— START RECORDS FOR THIS EXERCISE —
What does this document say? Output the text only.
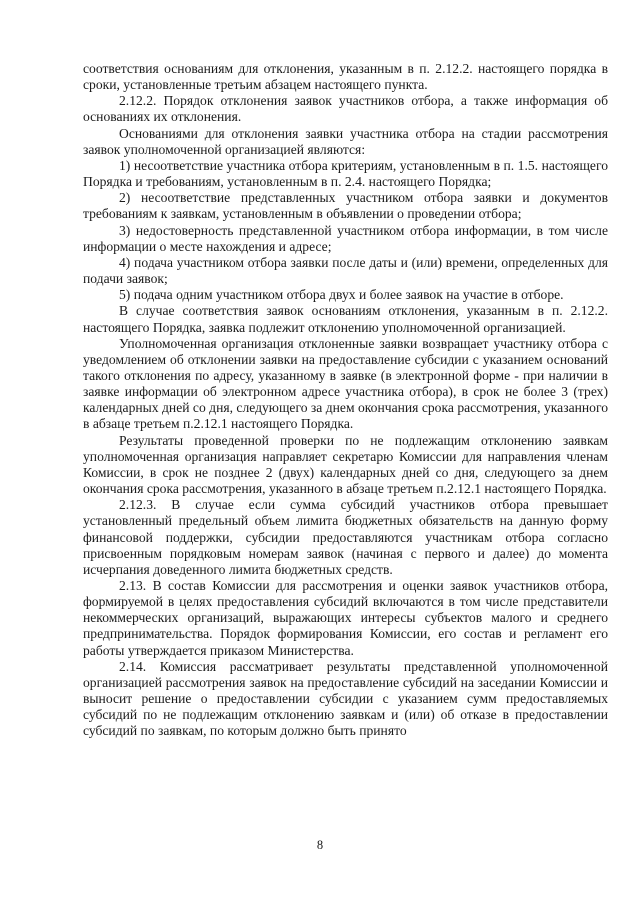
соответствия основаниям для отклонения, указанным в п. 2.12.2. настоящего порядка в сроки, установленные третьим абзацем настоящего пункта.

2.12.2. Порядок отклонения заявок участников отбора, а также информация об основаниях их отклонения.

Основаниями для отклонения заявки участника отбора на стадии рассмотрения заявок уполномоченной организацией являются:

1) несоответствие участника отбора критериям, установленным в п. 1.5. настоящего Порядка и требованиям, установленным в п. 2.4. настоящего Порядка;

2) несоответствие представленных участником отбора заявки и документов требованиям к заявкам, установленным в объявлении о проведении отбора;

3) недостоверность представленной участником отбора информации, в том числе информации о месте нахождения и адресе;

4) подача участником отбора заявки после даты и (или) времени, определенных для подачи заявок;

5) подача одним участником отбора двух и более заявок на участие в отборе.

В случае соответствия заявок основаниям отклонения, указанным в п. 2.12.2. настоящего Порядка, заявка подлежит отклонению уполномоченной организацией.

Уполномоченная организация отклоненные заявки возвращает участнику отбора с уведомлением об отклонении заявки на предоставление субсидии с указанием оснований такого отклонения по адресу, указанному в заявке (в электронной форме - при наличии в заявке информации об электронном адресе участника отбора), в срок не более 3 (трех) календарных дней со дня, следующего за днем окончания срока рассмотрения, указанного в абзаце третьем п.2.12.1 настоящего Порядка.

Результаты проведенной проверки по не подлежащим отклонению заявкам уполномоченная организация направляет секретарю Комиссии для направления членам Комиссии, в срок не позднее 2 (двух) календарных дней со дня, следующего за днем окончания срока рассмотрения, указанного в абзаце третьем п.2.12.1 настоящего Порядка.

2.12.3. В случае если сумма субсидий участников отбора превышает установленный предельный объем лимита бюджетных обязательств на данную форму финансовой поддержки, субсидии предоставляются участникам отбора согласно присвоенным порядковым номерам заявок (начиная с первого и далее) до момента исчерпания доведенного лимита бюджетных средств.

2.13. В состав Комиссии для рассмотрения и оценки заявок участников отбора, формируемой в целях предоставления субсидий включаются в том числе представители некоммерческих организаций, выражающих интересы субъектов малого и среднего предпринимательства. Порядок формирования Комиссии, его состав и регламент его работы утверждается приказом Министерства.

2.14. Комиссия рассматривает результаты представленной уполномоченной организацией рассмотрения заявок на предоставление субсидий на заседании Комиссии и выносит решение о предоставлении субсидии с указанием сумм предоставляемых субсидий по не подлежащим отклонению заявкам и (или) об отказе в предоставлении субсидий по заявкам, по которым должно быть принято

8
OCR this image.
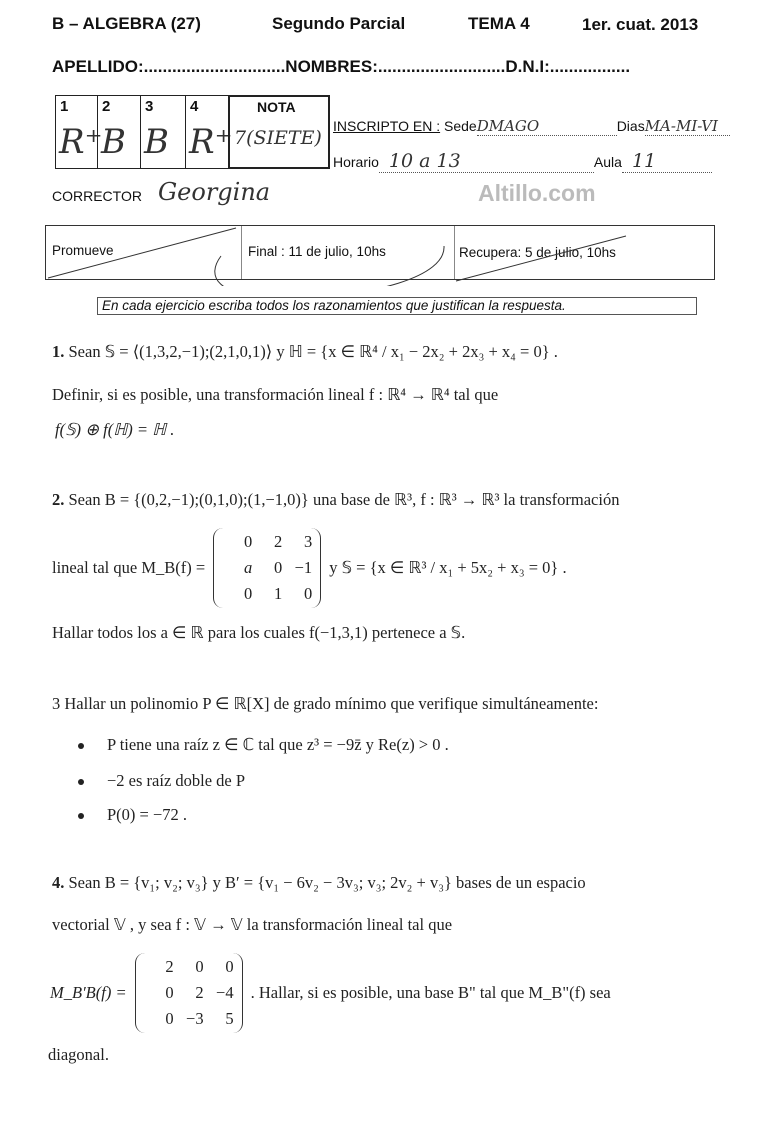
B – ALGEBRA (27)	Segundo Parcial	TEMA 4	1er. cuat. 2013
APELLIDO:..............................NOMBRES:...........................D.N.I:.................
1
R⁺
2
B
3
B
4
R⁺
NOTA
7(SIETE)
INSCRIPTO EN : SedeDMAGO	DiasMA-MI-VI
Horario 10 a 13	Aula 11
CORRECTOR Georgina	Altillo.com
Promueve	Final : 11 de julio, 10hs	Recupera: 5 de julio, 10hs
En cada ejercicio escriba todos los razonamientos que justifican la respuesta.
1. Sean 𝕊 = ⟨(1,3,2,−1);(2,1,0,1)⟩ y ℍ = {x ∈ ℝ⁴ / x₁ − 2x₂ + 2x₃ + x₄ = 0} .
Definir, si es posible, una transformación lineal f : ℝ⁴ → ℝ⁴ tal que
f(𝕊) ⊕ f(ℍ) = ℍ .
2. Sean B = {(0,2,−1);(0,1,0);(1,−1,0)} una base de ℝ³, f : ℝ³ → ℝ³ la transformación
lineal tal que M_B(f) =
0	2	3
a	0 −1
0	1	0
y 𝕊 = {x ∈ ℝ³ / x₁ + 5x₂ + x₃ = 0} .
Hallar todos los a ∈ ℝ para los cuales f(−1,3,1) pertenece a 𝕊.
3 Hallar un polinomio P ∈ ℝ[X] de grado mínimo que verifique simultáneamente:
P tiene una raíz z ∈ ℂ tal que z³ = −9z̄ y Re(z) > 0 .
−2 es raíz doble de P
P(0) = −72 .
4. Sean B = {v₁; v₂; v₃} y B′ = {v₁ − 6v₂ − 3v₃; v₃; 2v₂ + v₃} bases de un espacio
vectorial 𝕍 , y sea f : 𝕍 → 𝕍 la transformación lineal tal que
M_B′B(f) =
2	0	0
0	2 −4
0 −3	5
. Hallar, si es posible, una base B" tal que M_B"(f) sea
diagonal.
— END RECORDS FOR THIS EXERCISE —
— START RECORDS FOR THIS EXERCISE —
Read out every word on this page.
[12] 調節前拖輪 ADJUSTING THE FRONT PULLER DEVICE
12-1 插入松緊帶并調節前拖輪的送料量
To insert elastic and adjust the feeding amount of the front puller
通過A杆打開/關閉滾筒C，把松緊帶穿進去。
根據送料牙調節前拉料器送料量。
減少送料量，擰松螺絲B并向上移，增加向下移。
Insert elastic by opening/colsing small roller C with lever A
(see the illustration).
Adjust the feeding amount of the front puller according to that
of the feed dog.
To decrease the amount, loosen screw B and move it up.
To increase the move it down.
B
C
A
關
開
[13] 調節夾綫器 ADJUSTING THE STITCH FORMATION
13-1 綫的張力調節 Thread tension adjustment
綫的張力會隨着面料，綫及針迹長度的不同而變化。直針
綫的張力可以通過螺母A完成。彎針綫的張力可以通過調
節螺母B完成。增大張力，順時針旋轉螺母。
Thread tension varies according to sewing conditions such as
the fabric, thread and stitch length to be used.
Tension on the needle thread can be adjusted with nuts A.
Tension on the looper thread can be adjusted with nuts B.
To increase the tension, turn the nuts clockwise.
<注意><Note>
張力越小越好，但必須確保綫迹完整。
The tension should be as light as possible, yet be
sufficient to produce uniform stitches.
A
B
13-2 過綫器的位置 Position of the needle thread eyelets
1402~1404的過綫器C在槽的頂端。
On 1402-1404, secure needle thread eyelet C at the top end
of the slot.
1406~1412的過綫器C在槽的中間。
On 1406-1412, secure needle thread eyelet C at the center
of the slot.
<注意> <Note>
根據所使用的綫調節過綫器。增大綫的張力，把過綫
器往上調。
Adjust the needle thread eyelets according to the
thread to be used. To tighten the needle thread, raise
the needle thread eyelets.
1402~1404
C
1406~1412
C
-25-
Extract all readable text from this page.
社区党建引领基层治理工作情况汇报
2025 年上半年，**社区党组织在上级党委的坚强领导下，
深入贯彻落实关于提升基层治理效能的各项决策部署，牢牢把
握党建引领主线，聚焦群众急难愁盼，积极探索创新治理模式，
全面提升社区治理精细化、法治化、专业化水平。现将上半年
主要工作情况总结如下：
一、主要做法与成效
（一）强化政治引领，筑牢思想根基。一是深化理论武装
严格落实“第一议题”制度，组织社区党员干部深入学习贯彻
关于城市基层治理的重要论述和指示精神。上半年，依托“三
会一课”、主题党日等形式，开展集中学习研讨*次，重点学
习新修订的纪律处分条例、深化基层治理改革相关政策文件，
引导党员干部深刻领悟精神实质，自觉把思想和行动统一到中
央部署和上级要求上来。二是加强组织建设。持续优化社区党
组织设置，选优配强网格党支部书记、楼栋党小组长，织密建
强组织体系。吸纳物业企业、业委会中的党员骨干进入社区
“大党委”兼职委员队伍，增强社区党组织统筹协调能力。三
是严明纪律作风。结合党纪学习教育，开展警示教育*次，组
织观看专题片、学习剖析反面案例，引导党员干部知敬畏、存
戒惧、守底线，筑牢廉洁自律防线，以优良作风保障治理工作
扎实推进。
— END RECORDS FOR THIS EXERCISE —
— START RECORDS FOR THIS EXERCISE —
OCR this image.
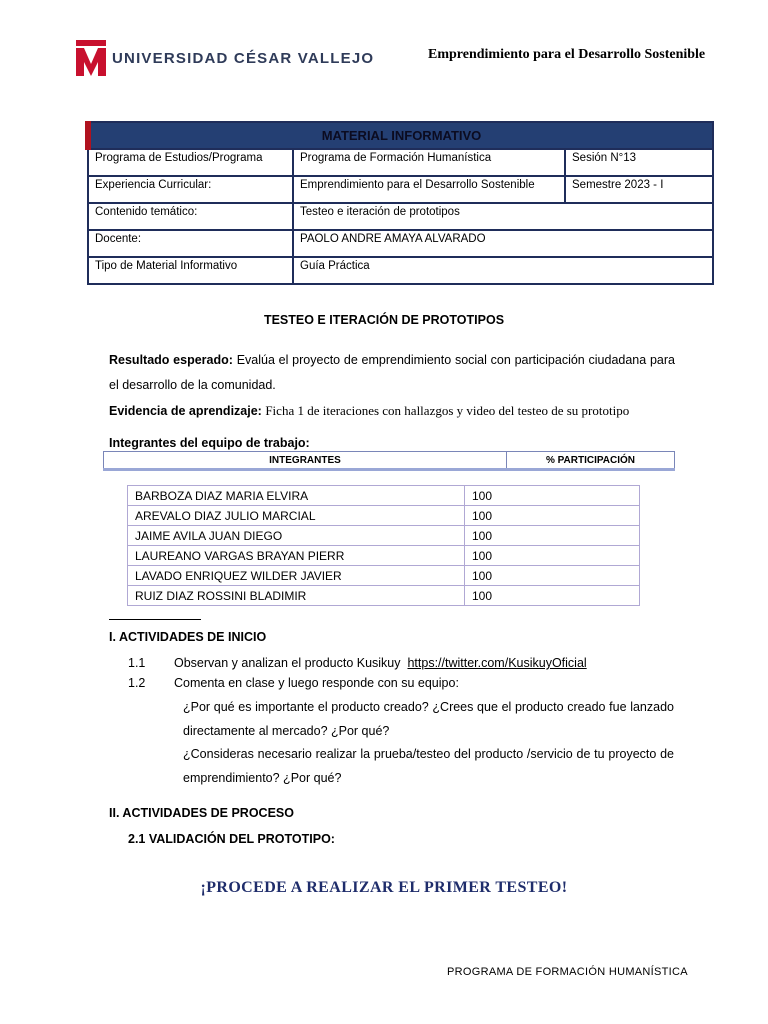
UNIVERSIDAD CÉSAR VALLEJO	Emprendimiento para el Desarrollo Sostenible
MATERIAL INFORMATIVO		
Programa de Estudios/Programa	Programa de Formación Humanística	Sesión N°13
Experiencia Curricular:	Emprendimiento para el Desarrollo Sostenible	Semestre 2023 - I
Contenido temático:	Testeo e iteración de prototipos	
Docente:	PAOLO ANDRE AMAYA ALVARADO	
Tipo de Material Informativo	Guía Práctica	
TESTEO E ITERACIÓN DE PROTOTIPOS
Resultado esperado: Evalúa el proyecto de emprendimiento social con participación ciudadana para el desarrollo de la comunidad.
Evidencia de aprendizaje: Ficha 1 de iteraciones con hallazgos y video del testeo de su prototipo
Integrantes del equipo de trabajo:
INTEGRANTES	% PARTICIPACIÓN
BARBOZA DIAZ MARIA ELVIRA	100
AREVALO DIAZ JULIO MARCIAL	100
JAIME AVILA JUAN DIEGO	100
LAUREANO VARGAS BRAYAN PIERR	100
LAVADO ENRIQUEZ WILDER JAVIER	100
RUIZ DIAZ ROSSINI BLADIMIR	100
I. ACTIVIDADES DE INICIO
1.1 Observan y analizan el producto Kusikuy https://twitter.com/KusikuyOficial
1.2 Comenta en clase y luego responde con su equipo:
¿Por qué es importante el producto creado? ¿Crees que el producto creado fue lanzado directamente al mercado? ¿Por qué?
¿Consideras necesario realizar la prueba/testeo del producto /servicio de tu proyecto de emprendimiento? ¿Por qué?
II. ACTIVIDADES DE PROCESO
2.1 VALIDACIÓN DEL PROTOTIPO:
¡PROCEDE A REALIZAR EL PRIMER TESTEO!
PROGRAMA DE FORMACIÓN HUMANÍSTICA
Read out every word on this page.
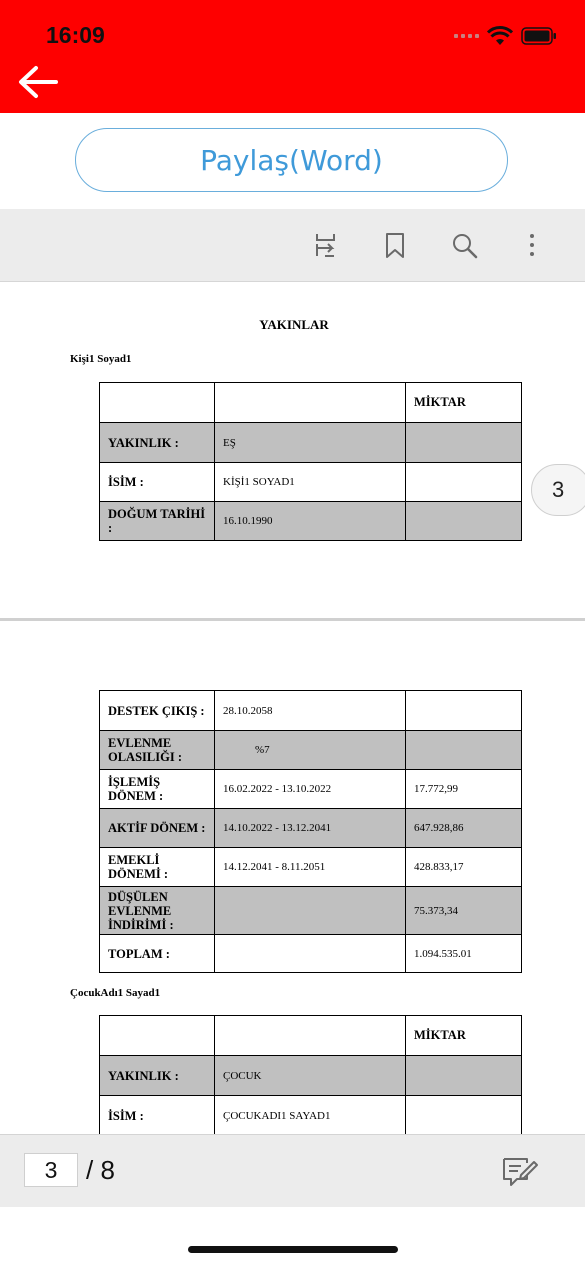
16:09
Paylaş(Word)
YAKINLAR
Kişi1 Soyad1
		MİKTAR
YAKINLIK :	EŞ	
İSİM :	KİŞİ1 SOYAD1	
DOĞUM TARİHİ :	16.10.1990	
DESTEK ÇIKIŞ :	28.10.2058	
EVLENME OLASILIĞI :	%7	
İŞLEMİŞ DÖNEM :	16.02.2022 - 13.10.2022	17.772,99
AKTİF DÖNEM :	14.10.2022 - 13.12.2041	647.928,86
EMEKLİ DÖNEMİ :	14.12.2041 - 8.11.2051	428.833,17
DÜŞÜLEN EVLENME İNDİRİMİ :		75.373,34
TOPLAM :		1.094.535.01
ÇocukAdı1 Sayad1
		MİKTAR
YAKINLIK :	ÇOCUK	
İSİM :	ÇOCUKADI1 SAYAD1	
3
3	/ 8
— END RECORDS FOR THIS EXERCISE —
■ **EXERCISE**:
Gather each line in these records that contains the string "text".

■ **EXERCISE RESPONSE**:
What does this document say? Output the text only.
Extract all readable text from this page.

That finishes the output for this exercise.